▶ _REQUEST_
Extract the lines that carry the string "color" from the listing.

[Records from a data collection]
------------------------------------------------
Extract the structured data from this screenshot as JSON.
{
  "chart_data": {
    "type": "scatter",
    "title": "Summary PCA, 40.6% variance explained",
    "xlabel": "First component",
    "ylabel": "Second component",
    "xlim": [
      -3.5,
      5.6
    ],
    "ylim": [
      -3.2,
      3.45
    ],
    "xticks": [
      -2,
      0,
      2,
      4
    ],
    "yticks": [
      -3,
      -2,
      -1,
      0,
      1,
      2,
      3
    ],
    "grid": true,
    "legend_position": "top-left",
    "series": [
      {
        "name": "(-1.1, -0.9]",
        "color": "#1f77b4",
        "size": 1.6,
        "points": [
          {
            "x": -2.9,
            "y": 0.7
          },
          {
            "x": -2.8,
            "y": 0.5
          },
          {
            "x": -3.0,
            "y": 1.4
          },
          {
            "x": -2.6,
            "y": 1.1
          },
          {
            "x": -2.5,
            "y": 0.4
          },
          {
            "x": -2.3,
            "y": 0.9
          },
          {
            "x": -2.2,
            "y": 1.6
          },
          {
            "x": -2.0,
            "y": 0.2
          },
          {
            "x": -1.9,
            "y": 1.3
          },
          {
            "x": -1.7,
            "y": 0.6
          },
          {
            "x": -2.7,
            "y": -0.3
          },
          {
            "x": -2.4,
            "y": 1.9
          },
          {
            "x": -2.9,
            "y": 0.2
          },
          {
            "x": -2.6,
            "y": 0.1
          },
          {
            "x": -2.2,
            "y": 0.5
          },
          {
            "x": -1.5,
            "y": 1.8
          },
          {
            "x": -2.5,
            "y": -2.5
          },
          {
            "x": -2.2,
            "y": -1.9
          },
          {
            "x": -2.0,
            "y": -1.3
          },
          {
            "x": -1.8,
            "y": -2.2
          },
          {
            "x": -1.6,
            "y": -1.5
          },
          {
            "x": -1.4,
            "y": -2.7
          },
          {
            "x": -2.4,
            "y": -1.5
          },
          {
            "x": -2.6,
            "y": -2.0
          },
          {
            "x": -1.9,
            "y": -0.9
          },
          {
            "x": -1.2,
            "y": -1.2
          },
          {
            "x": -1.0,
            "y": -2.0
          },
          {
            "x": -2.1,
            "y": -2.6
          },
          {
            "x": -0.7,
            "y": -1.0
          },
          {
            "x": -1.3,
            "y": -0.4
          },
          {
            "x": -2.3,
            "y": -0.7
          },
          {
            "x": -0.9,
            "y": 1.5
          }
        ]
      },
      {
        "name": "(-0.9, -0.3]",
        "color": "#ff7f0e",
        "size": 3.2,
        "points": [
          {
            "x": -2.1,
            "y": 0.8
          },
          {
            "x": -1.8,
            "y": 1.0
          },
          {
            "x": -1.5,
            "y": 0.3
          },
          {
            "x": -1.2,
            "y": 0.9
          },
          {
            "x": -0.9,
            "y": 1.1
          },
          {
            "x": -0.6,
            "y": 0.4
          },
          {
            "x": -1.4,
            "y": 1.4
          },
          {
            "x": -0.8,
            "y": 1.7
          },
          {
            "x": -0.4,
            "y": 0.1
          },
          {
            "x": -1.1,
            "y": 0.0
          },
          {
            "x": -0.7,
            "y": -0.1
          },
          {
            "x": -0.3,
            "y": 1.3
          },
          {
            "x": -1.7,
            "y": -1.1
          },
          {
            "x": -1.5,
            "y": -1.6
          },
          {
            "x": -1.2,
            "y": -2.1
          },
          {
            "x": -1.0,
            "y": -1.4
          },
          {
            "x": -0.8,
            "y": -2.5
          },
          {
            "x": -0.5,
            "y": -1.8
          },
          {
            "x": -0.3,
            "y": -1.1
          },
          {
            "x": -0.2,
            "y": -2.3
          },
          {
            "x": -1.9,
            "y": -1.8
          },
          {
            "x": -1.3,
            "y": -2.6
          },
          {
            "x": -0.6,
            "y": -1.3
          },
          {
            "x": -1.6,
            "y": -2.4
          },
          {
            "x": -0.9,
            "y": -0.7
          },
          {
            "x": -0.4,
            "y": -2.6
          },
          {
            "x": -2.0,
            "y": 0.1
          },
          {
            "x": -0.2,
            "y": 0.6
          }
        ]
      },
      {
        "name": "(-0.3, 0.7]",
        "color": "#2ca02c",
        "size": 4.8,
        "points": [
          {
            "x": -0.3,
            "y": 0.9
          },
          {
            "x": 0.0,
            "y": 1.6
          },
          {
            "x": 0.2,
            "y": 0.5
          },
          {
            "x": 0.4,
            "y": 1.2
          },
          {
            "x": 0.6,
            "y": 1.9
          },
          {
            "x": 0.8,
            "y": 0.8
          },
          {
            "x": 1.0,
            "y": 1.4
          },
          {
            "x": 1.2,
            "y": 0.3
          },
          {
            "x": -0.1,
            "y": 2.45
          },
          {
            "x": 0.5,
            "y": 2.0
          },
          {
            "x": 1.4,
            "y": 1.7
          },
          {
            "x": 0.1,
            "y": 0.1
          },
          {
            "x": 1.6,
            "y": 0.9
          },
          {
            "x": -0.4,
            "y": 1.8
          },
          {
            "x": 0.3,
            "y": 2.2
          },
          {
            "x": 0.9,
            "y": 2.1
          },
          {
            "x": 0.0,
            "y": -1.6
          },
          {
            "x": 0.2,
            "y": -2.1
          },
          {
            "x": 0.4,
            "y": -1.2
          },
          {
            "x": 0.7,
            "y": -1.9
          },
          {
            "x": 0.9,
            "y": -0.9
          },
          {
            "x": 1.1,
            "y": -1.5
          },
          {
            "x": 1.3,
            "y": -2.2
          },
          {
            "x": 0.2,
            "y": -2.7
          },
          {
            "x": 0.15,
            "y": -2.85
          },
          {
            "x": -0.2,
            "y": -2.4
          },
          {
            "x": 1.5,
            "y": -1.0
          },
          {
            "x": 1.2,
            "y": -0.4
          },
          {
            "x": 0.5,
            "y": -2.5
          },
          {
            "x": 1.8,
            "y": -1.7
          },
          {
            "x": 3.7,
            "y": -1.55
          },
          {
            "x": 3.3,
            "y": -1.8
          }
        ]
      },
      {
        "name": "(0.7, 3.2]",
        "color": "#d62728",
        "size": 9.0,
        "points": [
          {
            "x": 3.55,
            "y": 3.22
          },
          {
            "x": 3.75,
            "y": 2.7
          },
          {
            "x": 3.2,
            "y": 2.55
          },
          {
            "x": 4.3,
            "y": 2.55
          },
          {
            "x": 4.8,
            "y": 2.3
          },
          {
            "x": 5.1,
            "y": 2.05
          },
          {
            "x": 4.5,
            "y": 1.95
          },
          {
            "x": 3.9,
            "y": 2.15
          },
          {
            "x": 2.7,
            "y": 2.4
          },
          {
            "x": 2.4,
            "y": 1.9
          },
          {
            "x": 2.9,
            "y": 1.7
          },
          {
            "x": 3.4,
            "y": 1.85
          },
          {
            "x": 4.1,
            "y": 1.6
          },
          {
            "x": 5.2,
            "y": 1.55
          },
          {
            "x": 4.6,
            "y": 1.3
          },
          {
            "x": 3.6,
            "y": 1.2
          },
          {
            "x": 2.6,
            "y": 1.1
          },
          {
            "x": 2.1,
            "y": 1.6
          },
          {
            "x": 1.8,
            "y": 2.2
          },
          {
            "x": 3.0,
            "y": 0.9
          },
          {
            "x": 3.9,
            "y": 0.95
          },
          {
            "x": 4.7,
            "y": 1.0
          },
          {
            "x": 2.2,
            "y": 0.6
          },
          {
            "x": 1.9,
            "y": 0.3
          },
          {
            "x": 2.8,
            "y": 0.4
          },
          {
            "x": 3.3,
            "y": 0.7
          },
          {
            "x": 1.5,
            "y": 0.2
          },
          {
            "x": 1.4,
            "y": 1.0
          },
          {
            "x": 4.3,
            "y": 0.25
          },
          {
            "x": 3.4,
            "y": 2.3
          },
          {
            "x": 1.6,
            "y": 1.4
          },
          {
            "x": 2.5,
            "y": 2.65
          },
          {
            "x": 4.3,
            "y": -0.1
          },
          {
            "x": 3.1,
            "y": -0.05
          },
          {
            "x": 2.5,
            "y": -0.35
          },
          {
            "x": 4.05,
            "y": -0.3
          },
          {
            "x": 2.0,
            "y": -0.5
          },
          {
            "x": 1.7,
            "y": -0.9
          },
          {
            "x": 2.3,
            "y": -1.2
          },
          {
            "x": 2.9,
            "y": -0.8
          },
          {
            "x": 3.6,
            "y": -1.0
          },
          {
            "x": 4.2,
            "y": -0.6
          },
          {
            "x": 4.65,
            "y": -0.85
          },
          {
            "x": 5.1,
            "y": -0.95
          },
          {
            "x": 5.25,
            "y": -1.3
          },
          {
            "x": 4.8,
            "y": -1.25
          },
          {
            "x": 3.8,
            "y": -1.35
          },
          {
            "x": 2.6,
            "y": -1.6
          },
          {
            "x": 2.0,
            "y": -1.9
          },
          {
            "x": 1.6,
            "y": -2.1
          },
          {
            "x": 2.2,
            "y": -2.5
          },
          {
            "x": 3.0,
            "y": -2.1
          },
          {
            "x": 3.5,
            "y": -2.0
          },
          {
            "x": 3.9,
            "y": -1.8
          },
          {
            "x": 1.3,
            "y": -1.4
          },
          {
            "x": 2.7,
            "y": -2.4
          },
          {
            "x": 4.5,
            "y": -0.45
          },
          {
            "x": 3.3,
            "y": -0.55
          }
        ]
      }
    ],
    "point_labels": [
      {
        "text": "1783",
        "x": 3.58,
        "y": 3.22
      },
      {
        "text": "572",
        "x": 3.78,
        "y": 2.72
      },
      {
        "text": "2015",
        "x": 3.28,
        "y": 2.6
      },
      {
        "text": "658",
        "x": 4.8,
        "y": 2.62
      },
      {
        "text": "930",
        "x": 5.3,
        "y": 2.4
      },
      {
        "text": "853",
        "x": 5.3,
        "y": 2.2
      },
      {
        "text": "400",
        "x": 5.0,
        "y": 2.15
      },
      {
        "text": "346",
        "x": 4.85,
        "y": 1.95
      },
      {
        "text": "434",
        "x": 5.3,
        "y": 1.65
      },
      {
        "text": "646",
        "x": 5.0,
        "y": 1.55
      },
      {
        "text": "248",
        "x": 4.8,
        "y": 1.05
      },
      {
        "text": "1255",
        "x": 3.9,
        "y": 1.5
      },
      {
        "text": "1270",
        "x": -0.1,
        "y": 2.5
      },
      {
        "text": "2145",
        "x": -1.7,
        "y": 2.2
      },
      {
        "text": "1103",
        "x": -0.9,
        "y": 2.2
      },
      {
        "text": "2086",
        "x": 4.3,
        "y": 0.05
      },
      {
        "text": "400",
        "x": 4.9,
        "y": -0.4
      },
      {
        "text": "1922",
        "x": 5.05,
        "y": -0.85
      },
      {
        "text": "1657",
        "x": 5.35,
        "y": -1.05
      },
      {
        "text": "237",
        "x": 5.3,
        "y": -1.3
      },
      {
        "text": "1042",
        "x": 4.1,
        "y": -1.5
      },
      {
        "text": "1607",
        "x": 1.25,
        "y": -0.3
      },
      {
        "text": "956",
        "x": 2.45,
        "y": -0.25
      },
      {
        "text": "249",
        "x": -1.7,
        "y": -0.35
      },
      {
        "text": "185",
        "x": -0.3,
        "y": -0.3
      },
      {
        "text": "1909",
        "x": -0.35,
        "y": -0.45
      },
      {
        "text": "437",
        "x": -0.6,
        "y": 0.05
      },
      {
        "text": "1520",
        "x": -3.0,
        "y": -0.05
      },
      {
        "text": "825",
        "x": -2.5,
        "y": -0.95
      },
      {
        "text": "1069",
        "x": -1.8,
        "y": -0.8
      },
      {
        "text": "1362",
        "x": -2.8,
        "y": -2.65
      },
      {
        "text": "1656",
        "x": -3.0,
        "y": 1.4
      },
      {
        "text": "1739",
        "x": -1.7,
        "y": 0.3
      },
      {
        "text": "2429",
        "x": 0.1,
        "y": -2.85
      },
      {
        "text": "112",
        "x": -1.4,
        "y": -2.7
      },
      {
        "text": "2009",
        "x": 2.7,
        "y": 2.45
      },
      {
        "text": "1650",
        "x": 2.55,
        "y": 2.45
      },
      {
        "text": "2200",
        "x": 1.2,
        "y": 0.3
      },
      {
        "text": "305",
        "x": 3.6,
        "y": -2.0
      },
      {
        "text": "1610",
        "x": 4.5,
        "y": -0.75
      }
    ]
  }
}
------------------------------------------------
▶ _FINISHED TASK_
        "color": "#1f77b4",
        "color": "#ff7f0e",
        "color": "#2ca02c",
        "color": "#d62728",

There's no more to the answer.